Find each line with the string "более" and copy it.

RECORDED INFORMATION:
⟨
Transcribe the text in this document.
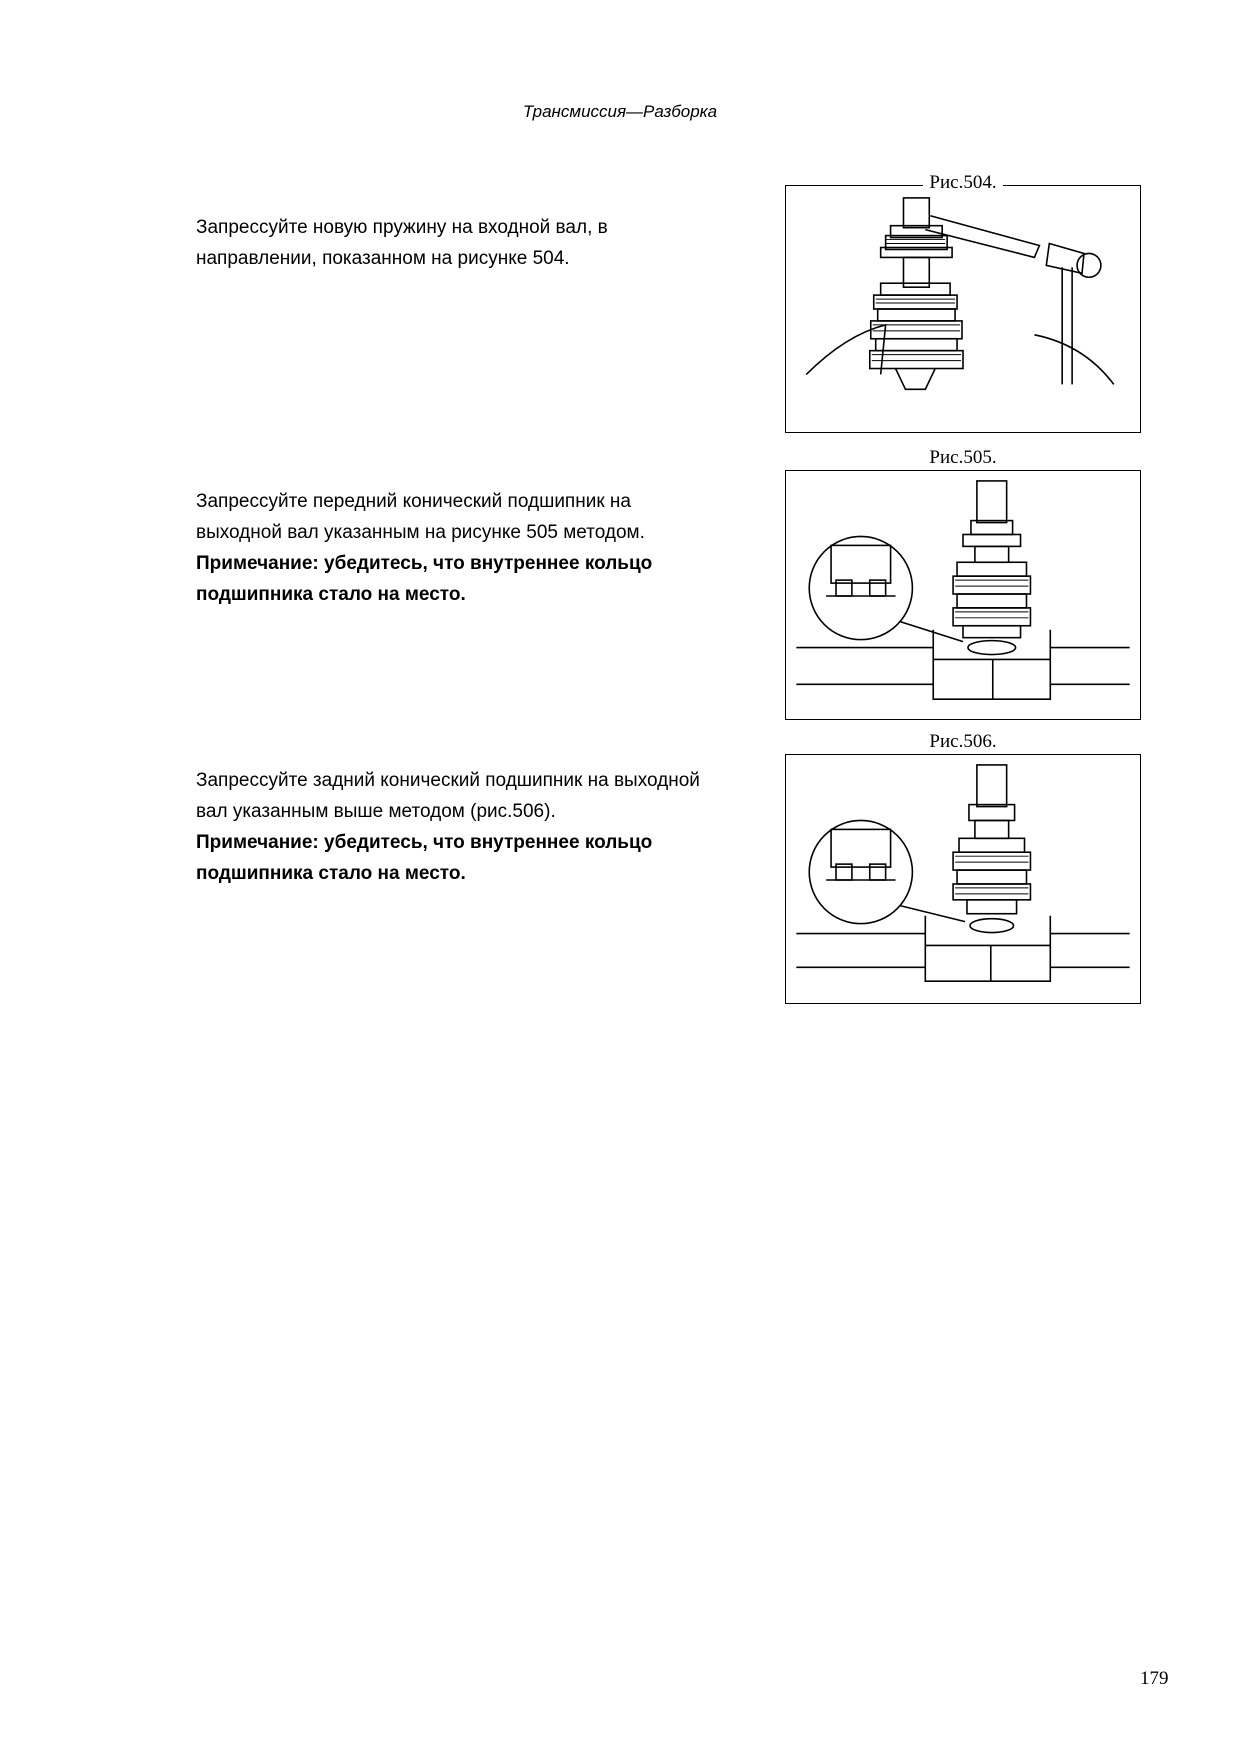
Трансмиссия—Разборка

Запрессуйте новую пружину на входной вал, в

направлении, показанном на рисунке 504.

Рис.504.

Запрессуйте передний конический подшипник на

выходной вал указанным на рисунке 505 методом.

Примечание: убедитесь, что внутреннее кольцо

подшипника стало на место.

Рис.505.

Запрессуйте задний конический подшипник на выходной

вал указанным выше методом (рис.506).

Примечание: убедитесь, что внутреннее кольцо

подшипника стало на место.

Рис.506.
179
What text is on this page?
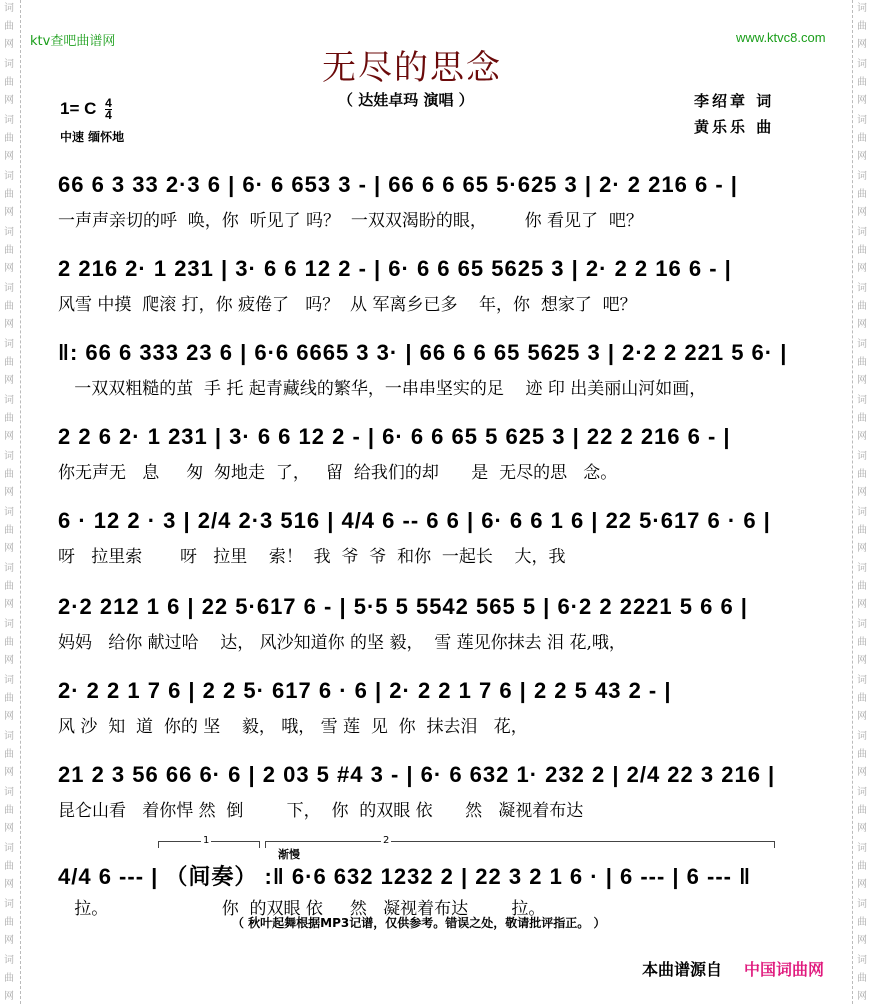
词
曲
网
词
曲
网
词
曲
网
词
曲
网
词
曲
网
词
曲
网
词
曲
网
词
曲
网
词
曲
网
词
曲
网
词
曲
网
词
曲
网
词
曲
网
词
曲
网
词
曲
网
词
曲
网
词
曲
网
词
曲
网
词
曲
网
词
曲
网
词
曲
网
词
曲
网
词
曲
网
词
曲
网
词
曲
网
词
曲
网
词
曲
网
词
曲
网
词
曲
网
词
曲
网
词
曲
网
词
曲
网
词
曲
网
词
曲
网
词
曲
网
词
曲
网
ktv查吧曲谱网	www.ktvc8.com
无尽的思念
（ 达娃卓玛 演唱 ）
1= C $\frac{4}{4}$
中速 缅怀地
李绍章 词
黄乐乐 曲
66 6 3 33 2·3 6 | 6· 6 653 3 - | 66 6 6 65 5·625 3 | 2· 2 216 6 - |
一声声亲切的呼  唤，你  听见了 吗？  一双双渴盼的眼，       你 看见了  吧？
2 216 2· 1 231 | 3· 6 6 12 2 - | 6· 6 6 65 5625 3 | 2· 2 2 16 6 - |
风雪 中摸  爬滚 打，你 疲倦了   吗？  从 军离乡已多    年，你  想家了  吧？
‖: 66 6 333 23 6 | 6·6 6665 3 3· | 66 6 6 65 5625 3 | 2·2 2 221 5 6· |
一双双粗糙的茧  手 托 起青藏线的繁华，一串串坚实的足    迹 印 出美丽山河如画，
2 2 6 2· 1 231 | 3· 6 6 12 2 - | 6· 6 6 65 5 625 3 | 22 2 216 6 - |
你无声无   息     匆  匆地走  了，   留  给我们的却      是  无尽的思   念。
6 · 12 2 · 3 | 2/4 2·3 516 | 4/4 6 -- 6 6 | 6· 6 6 1 6 | 22 5·617 6 · 6 |
呀   拉里索       呀   拉里    索！  我  爷  爷  和你  一起长    大，我
2·2 212 1 6 | 22 5·617 6 - | 5·5 5 5542 565 5 | 6·2 2 2221 5 6 6 |
妈妈   给你 献过哈    达， 风沙知道你 的坚 毅，  雪 莲见你抹去 泪 花,哦，
2· 2 2 1 7 6 | 2 2 5· 617 6 · 6 | 2· 2 2 1 7 6 | 2 2 5 43 2 - |
风 沙  知  道  你的 坚    毅， 哦， 雪 莲  见  你  抹去泪   花，
21 2 3 56 66 6· 6 | 2 03 5 #4 3 - | 6· 6 632 1· 232 2 | 2/4 22 3 216 |
昆仑山看   着你悍 然  倒        下，  你  的双眼 依      然   凝视着布达
1	2
渐慢
4/4 6 --- | （间奏） :‖ 6·6 632 1232 2 | 22 3 2 1 6 · | 6 --- | 6 --- ‖
拉。                     你  的双眼 依     然   凝视着布达        拉。
（ 秋叶起舞根据MP3记谱，仅供参考。错误之处，敬请批评指正。 ）
本曲谱源自 中国词曲网
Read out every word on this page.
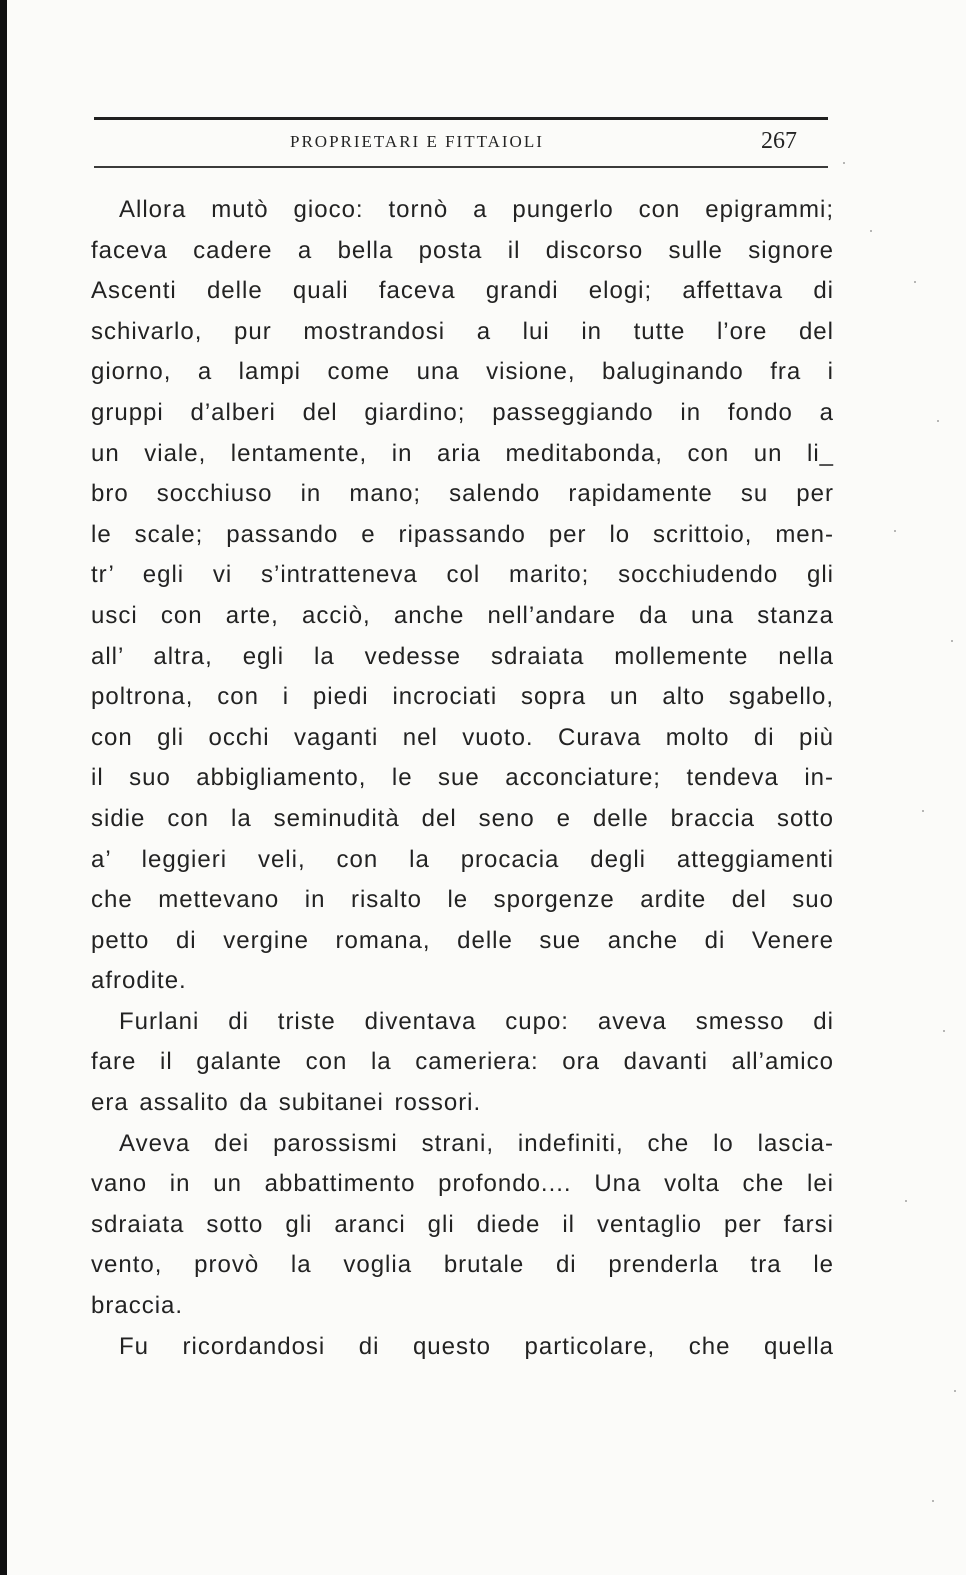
PROPRIETARI E FITTAIOLI	267
Allora mutò gioco: tornò a pungerlo con epigrammi;
faceva cadere a bella posta il discorso sulle signore
Ascenti delle quali faceva grandi elogi; affettava di
schivarlo, pur mostrandosi a lui in tutte l’ore del
giorno, a lampi come una visione, baluginando fra i
gruppi d’alberi del giardino; passeggiando in fondo a
un viale, lentamente, in aria meditabonda, con un li_
bro socchiuso in mano; salendo rapidamente su per
le scale; passando e ripassando per lo scrittoio, men-
tr’ egli vi s’intratteneva col marito; socchiudendo gli
usci con arte, acciò, anche nell’andare da una stanza
all’ altra, egli la vedesse sdraiata mollemente nella
poltrona, con i piedi incrociati sopra un alto sgabello,
con gli occhi vaganti nel vuoto. Curava molto di più
il suo abbigliamento, le sue acconciature; tendeva in-
sidie con la seminudità del seno e delle braccia sotto
a’ leggieri veli, con la procacia degli atteggiamenti
che mettevano in risalto le sporgenze ardite del suo
petto di vergine romana, delle sue anche di Venere
afrodite.
Furlani di triste diventava cupo: aveva smesso di
fare il galante con la cameriera: ora davanti all’amico
era assalito da subitanei rossori.
Aveva dei parossismi strani, indefiniti, che lo lascia-
vano in un abbattimento profondo.... Una volta che lei
sdraiata sotto gli aranci gli diede il ventaglio per farsi
vento, provò la voglia brutale di prenderla tra le
braccia.
Fu ricordandosi di questo particolare, che quella
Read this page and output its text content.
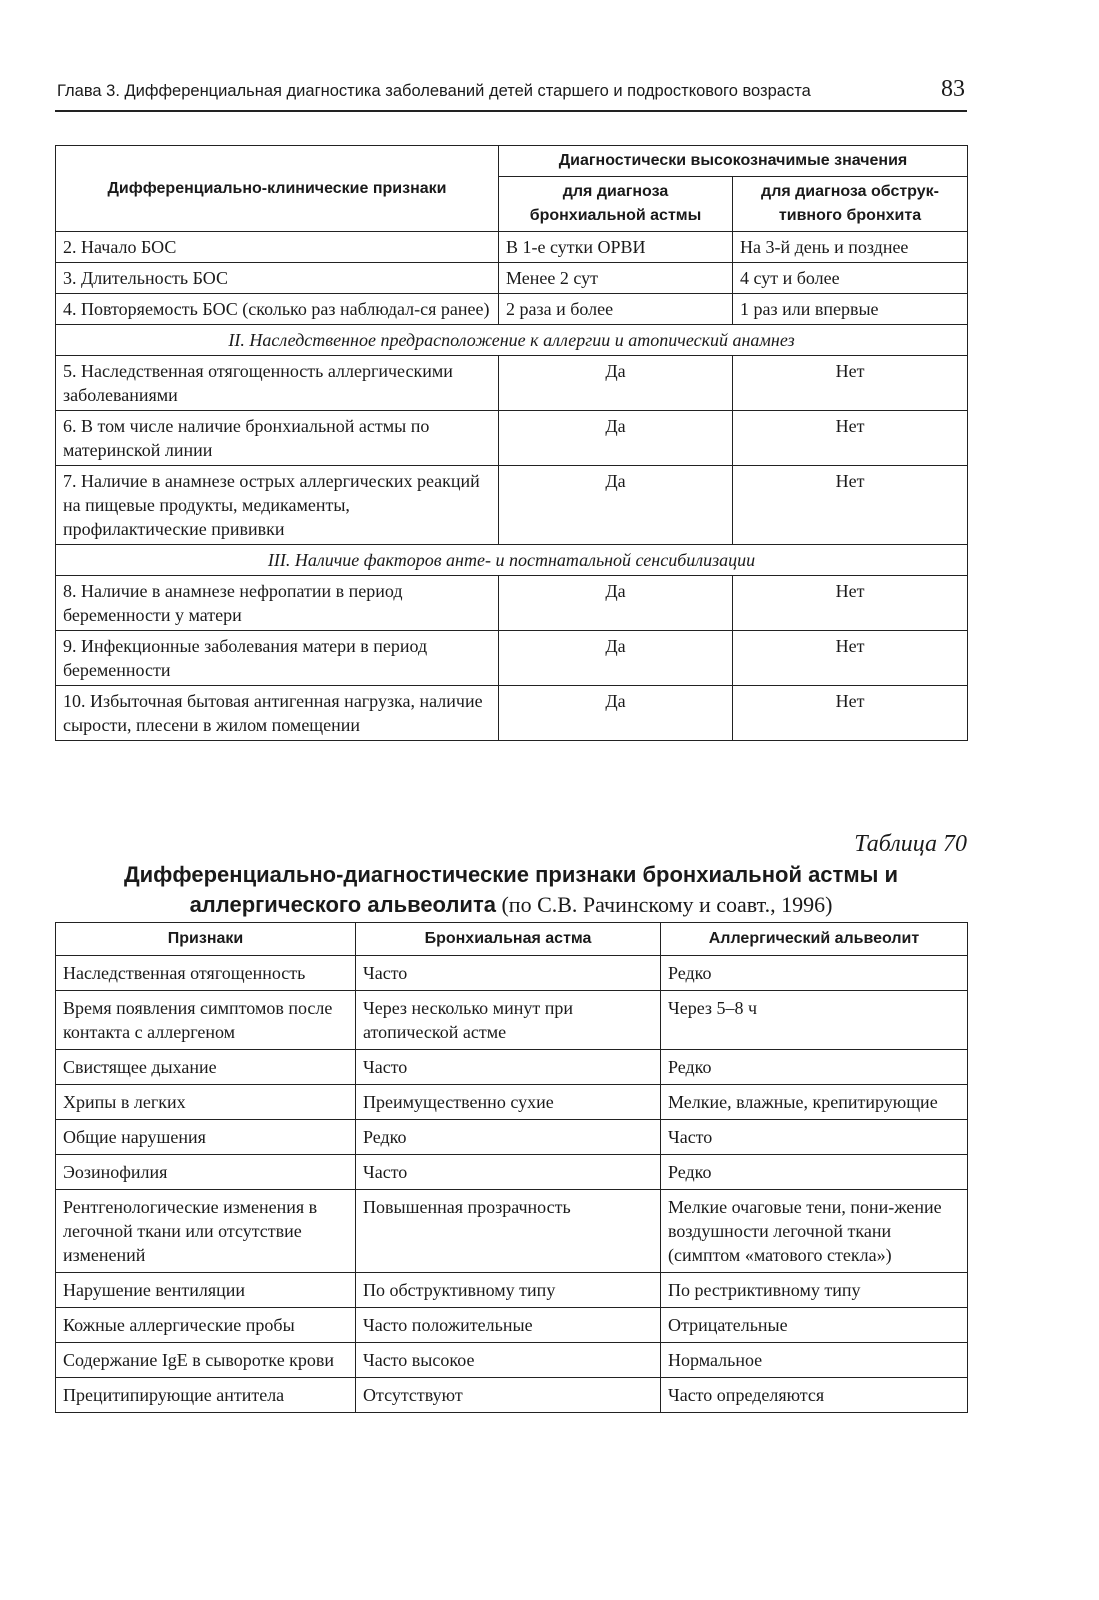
Глава 3. Дифференциальная диагностика заболеваний детей старшего и подросткового возраста	83
Дифференциально-клинические признаки	Диагностически высокозначимые значения	
	для диагноза бронхиальной астмы	для диагноза обструк-тивного бронхита
2. Начало БОС	В 1-е сутки ОРВИ	На 3-й день и позднее
3. Длительность БОС	Менее 2 сут	4 сут и более
4. Повторяемость БОС (сколько раз наблюдал-ся ранее)	2 раза и более	1 раз или впервые
II. Наследственное предрасположение к аллергии и атопический анамнез		
5. Наследственная отягощенность аллергическими заболеваниями	Да	Нет
6. В том числе наличие бронхиальной астмы по материнской линии	Да	Нет
7. Наличие в анамнезе острых аллергических реакций на пищевые продукты, медикаменты, профилактические прививки	Да	Нет
III. Наличие факторов анте- и постнатальной сенсибилизации		
8. Наличие в анамнезе нефропатии в период беременности у матери	Да	Нет
9. Инфекционные заболевания матери в период беременности	Да	Нет
10. Избыточная бытовая антигенная нагрузка, наличие сырости, плесени в жилом помещении	Да	Нет
Таблица 70
Дифференциально-диагностические признаки бронхиальной астмы и аллергического альвеолита (по С.В. Рачинскому и соавт., 1996)
Признаки	Бронхиальная астма	Аллергический альвеолит
Наследственная отягощенность	Часто	Редко
Время появления симптомов после контакта с аллергеном	Через несколько минут при атопической астме	Через 5–8 ч
Свистящее дыхание	Часто	Редко
Хрипы в легких	Преимущественно сухие	Мелкие, влажные, крепитирующие
Общие нарушения	Редко	Часто
Эозинофилия	Часто	Редко
Рентгенологические изменения в легочной ткани или отсутствие изменений	Повышенная прозрачность	Мелкие очаговые тени, пони-жение воздушности легочной ткани (симптом «матового стекла»)
Нарушение вентиляции	По обструктивному типу	По рестриктивному типу
Кожные аллергические пробы	Часто положительные	Отрицательные
Содержание IgE в сыворотке крови	Часто высокое	Нормальное
Прецитипирующие антитела	Отсутствуют	Часто определяются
⟩
RESULT:
3. Длительность БОС	Менее 2 сут	4 сут и более
4. Повторяемость БОС (сколько раз наблюдал-ся ранее)	2 раза и более	1 раз или впервые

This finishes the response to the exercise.